_EXERCISE DETAILS_: Extract all lines that hold "screenshot" from the records below.
====== MATERIAL PROVIDED ======
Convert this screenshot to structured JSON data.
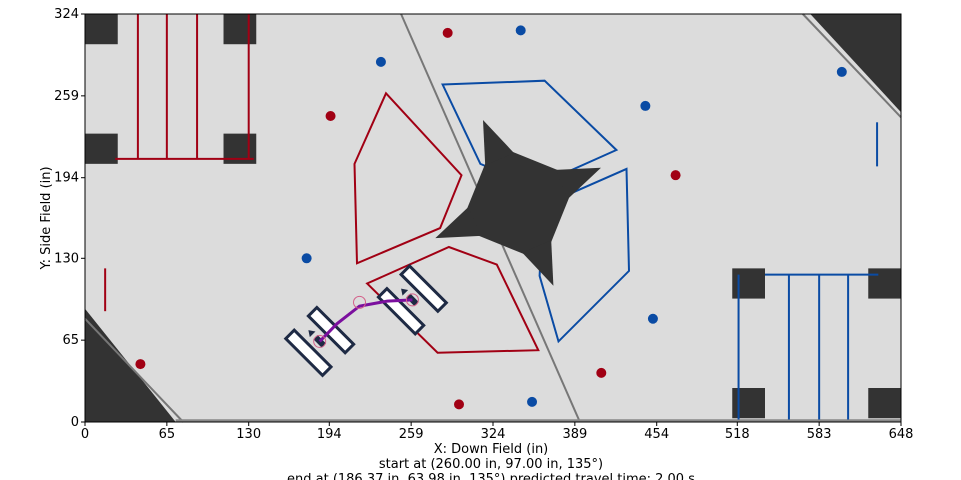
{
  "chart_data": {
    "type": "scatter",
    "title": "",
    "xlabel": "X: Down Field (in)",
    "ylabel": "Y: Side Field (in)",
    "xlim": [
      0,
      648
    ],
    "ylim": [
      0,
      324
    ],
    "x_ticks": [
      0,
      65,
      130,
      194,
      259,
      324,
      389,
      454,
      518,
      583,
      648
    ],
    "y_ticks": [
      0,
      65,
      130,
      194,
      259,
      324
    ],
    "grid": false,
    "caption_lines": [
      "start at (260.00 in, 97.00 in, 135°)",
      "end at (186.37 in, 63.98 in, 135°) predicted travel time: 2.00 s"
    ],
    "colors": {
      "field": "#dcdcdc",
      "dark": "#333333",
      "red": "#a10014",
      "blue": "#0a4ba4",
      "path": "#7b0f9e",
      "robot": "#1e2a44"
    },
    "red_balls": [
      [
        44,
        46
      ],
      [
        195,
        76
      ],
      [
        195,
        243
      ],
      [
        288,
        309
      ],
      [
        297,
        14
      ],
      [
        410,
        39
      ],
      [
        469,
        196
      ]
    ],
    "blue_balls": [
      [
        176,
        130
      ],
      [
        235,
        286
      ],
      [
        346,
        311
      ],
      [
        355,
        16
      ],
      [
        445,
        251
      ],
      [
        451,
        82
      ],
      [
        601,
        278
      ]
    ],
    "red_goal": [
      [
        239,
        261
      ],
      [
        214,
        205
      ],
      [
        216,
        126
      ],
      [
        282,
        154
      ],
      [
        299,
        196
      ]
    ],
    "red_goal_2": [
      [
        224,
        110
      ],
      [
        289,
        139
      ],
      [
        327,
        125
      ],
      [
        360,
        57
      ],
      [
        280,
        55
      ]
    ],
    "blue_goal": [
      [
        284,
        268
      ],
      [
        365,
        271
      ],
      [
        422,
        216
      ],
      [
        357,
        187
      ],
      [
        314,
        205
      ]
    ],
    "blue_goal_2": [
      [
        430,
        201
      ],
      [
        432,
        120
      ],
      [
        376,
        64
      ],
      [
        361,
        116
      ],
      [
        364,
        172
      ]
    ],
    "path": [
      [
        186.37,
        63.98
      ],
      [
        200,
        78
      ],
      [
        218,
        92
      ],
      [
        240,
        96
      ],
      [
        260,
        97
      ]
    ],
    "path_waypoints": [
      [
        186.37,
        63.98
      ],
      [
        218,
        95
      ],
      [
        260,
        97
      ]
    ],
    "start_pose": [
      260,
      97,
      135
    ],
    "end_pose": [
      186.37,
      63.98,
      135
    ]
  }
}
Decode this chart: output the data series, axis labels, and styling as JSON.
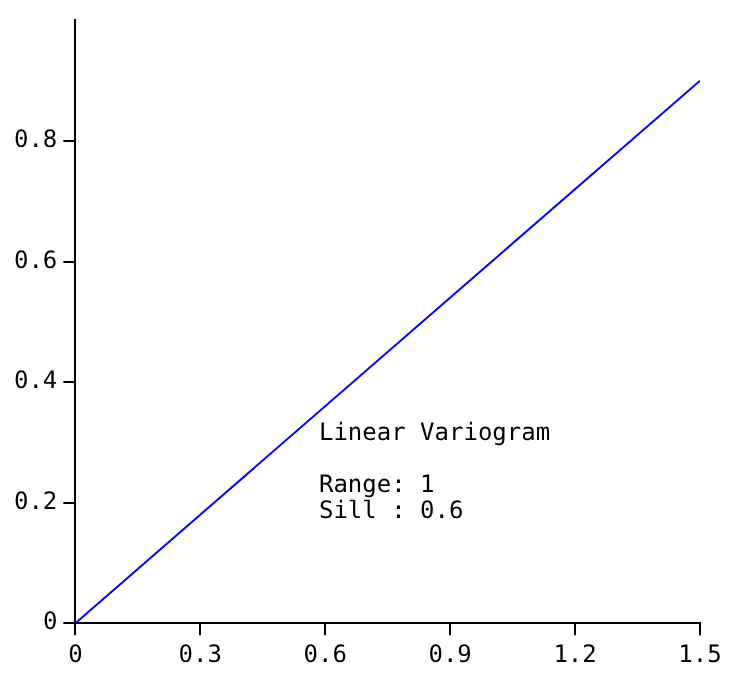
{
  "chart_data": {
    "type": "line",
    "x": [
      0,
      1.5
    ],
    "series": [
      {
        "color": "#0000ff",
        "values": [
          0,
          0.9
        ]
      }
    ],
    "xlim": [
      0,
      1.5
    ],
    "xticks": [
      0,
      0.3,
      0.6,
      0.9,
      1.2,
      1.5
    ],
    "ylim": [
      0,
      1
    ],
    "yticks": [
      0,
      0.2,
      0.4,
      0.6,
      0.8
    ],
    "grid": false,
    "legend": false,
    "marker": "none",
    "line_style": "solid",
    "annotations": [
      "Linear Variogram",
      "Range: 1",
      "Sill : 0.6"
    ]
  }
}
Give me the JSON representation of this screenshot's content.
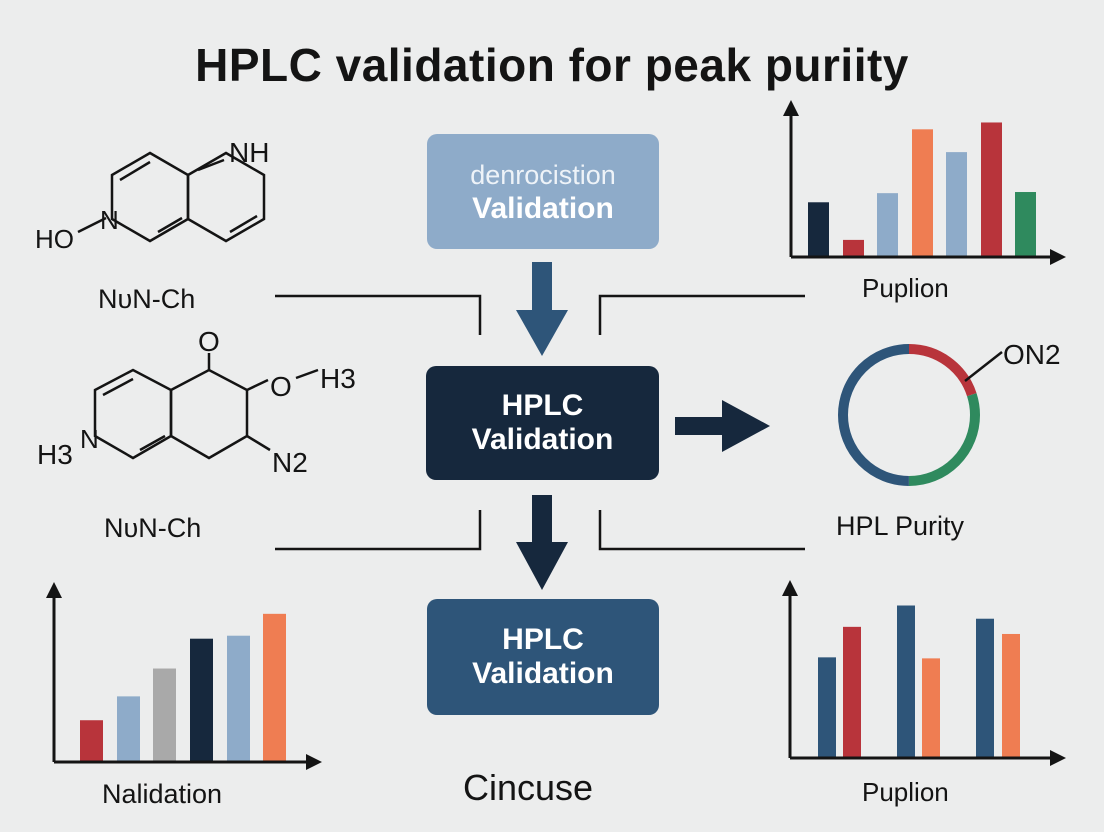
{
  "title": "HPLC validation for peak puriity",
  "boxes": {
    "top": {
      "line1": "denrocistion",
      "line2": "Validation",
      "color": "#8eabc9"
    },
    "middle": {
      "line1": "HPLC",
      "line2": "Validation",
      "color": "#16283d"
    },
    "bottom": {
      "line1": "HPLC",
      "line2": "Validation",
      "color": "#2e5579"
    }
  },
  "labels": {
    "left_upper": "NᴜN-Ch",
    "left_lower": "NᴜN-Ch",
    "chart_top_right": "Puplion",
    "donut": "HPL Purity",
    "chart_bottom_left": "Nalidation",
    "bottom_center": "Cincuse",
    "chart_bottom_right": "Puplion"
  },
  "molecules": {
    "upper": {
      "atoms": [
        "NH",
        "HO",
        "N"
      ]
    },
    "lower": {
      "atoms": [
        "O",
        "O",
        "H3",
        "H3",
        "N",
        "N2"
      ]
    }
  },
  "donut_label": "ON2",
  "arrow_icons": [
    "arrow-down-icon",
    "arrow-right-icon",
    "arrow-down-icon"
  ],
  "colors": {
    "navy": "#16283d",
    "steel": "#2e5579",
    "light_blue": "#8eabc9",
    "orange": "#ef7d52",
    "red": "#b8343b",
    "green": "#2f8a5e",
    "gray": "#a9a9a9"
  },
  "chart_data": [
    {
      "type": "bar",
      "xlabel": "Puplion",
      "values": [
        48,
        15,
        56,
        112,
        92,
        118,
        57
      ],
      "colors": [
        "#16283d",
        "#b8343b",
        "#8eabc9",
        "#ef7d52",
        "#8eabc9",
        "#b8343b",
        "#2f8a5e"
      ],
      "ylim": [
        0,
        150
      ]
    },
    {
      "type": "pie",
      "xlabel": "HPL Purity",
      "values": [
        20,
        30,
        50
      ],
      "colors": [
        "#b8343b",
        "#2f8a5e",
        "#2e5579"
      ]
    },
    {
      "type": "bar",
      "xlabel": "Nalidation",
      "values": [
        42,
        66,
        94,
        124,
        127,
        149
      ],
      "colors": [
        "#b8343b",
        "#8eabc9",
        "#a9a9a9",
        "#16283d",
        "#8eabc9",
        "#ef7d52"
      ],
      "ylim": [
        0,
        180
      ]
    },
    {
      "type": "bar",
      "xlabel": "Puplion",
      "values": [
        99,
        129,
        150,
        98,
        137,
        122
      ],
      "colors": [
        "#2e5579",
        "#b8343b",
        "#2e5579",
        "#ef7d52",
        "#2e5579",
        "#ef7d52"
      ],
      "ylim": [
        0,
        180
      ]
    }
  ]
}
======
====== MATERIAL PROVIDED ======
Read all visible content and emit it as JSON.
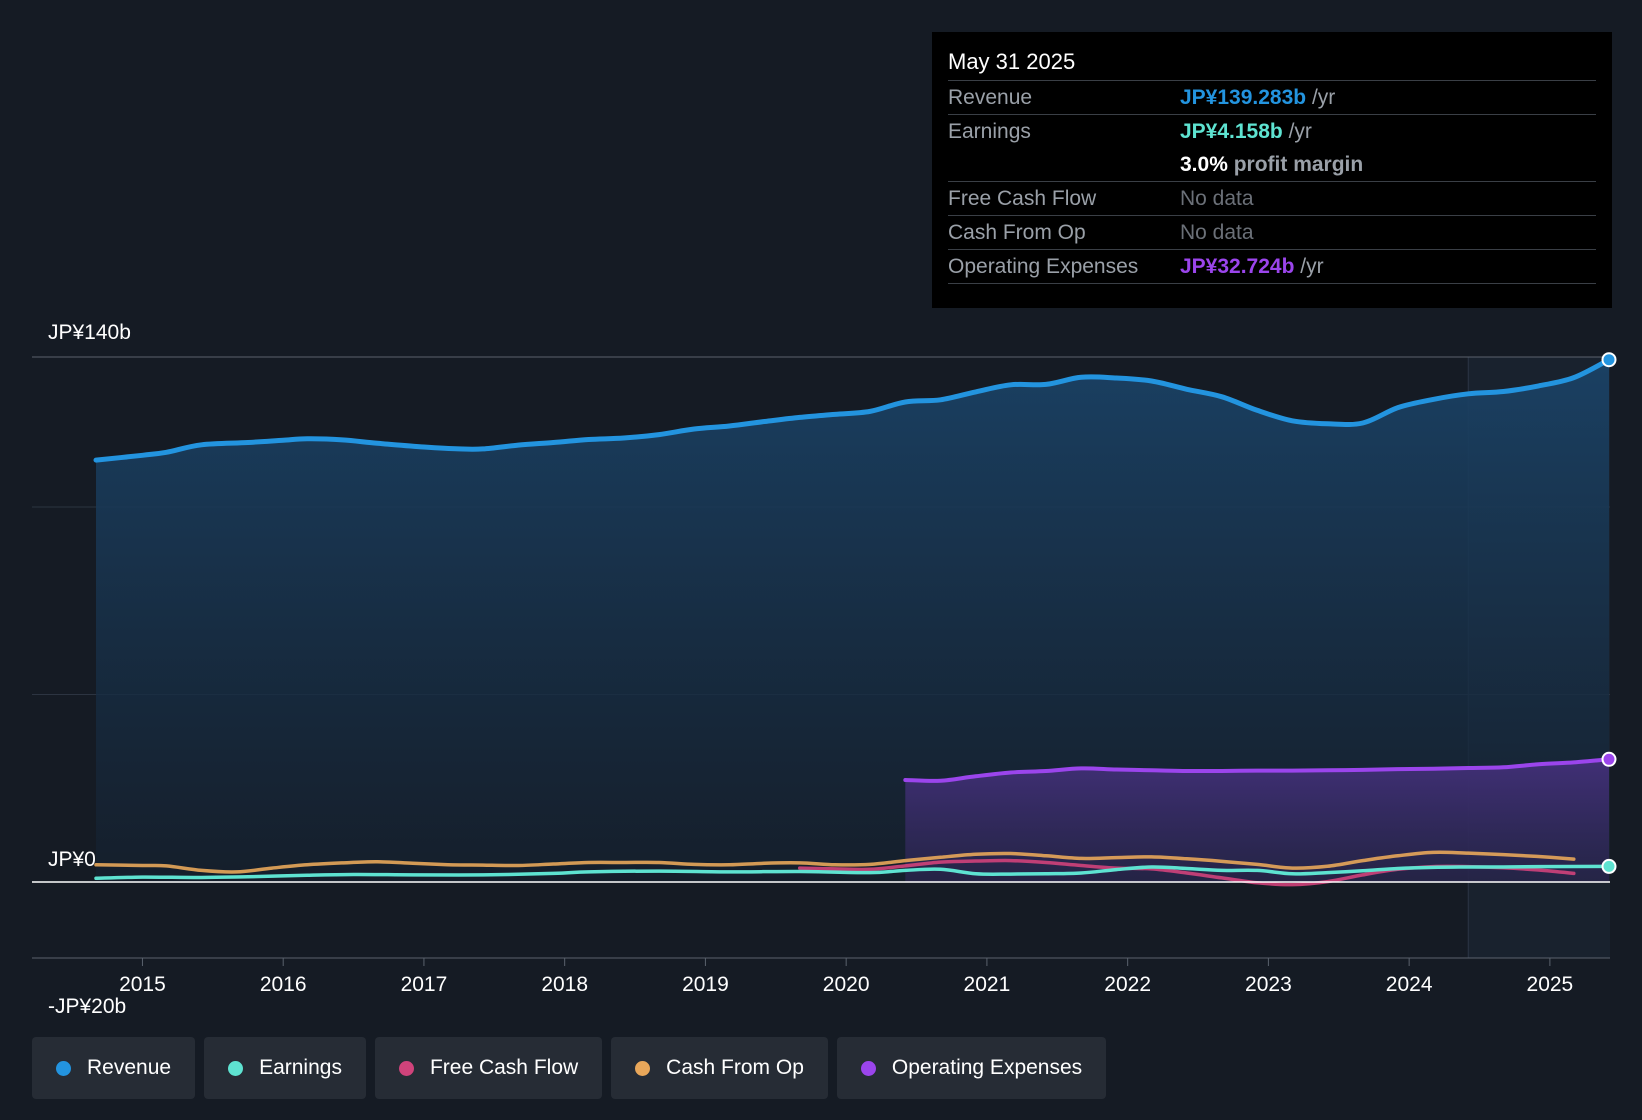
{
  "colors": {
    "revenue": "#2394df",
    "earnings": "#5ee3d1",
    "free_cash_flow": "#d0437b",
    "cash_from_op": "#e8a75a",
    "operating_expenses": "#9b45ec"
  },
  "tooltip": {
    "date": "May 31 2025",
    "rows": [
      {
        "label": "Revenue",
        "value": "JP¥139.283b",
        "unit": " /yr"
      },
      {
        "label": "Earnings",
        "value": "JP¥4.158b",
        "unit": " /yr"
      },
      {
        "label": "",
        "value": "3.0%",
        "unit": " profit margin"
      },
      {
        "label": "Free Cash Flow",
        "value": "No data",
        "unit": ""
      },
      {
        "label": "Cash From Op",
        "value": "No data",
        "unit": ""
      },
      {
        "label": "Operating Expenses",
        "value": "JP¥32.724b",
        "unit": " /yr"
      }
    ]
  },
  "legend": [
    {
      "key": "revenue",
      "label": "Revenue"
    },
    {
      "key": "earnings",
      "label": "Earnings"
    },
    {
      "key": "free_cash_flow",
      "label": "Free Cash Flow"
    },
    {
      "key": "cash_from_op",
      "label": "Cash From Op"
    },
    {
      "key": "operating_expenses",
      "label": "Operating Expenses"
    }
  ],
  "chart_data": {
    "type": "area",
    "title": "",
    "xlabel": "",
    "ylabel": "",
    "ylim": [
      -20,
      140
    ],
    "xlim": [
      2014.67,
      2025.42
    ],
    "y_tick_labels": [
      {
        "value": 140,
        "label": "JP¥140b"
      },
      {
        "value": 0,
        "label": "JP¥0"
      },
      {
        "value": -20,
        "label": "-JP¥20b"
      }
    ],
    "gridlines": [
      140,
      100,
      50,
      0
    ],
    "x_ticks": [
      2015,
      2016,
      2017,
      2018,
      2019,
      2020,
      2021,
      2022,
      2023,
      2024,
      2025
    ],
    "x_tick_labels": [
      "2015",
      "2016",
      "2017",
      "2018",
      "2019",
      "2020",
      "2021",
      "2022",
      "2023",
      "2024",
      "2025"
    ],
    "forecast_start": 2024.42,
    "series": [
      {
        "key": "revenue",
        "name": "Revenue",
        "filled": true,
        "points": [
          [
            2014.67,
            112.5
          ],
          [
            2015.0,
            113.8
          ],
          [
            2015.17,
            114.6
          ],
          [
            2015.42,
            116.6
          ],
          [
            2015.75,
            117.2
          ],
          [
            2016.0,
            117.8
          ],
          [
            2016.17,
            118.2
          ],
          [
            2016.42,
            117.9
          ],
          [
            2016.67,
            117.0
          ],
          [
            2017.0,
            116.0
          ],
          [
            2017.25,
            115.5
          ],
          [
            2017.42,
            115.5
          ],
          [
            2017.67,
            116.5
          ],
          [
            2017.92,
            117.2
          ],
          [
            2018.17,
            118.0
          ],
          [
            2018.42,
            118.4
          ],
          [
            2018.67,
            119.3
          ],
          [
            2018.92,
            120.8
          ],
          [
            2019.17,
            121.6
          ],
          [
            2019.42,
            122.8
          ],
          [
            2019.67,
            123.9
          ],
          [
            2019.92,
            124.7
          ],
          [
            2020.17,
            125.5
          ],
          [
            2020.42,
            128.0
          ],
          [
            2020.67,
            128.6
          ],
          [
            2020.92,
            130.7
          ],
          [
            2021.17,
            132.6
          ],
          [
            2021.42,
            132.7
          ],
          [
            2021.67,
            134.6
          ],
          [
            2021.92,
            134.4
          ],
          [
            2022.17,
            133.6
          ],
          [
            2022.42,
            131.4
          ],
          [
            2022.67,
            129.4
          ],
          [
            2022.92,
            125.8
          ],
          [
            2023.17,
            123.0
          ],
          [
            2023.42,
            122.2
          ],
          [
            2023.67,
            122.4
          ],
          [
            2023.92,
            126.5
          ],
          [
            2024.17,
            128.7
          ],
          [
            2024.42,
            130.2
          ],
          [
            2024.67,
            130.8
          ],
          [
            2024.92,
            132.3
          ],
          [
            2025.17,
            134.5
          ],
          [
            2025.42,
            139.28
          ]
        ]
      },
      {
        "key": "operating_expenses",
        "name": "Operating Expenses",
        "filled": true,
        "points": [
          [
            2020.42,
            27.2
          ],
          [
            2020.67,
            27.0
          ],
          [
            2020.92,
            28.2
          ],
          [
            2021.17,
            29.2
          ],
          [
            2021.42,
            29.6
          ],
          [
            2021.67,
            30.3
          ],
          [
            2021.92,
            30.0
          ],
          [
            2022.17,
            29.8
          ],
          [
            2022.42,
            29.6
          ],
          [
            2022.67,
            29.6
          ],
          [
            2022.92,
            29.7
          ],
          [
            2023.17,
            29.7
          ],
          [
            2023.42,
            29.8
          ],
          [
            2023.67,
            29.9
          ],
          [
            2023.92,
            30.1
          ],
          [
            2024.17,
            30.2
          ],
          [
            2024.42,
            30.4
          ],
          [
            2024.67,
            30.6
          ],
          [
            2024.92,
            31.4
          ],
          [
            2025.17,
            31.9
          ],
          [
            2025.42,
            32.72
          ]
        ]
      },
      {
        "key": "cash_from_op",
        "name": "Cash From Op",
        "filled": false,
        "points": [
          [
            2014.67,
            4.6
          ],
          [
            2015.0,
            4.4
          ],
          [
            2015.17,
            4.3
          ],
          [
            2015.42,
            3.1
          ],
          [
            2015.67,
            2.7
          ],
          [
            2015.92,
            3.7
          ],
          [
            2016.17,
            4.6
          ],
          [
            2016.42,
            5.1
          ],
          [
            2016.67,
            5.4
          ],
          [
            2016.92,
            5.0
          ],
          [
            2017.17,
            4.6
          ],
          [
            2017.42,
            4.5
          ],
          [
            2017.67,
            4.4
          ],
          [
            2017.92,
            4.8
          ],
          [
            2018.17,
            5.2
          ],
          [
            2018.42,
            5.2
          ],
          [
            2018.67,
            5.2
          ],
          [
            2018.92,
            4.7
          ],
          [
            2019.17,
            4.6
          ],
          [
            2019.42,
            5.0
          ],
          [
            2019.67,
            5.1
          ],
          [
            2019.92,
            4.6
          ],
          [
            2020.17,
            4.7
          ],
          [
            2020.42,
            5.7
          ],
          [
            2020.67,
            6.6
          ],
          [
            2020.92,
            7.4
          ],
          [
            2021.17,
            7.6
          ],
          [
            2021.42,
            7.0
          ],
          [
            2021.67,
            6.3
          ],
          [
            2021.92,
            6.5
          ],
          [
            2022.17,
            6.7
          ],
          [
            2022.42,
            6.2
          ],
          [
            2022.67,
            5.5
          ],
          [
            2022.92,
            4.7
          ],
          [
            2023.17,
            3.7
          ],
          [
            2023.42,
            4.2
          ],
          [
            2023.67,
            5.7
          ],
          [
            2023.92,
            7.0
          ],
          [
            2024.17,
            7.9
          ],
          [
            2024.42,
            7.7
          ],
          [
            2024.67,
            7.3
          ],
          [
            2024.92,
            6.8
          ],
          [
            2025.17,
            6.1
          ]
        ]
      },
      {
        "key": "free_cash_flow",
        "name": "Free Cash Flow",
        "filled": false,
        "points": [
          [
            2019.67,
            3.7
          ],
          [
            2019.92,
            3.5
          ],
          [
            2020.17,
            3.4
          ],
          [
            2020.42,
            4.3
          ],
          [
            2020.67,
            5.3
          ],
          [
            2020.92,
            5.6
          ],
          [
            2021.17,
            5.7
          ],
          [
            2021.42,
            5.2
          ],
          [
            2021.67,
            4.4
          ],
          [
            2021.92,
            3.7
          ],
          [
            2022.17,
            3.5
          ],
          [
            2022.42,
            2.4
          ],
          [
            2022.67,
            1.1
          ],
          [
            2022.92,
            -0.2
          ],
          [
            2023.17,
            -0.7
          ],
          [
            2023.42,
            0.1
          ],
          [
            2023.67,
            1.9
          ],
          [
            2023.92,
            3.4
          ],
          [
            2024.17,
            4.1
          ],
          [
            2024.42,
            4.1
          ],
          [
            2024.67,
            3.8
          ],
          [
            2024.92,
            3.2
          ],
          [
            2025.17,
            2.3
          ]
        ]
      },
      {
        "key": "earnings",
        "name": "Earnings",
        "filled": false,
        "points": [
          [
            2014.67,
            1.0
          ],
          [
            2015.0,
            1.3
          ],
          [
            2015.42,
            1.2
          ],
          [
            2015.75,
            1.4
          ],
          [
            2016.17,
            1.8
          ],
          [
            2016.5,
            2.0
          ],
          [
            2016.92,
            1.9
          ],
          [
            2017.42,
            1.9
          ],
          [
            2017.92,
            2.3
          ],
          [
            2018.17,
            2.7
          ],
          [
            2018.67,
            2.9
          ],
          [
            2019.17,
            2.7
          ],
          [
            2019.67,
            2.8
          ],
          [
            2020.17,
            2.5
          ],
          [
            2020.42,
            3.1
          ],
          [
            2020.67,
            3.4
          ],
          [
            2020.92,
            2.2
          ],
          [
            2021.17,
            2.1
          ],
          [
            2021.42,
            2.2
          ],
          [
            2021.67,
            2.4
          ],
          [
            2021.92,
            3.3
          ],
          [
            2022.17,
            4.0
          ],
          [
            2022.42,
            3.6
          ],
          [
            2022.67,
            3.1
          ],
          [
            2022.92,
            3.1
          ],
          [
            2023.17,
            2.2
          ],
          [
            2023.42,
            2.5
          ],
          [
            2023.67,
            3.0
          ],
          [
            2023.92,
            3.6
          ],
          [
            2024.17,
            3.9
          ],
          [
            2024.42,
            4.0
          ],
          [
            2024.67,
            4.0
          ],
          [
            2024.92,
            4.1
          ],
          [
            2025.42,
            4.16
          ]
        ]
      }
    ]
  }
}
======
_CORRECT OUTPUT_:
Convert this screenshot to structured JSON data.
Give me the JSON representation of this screenshot's content.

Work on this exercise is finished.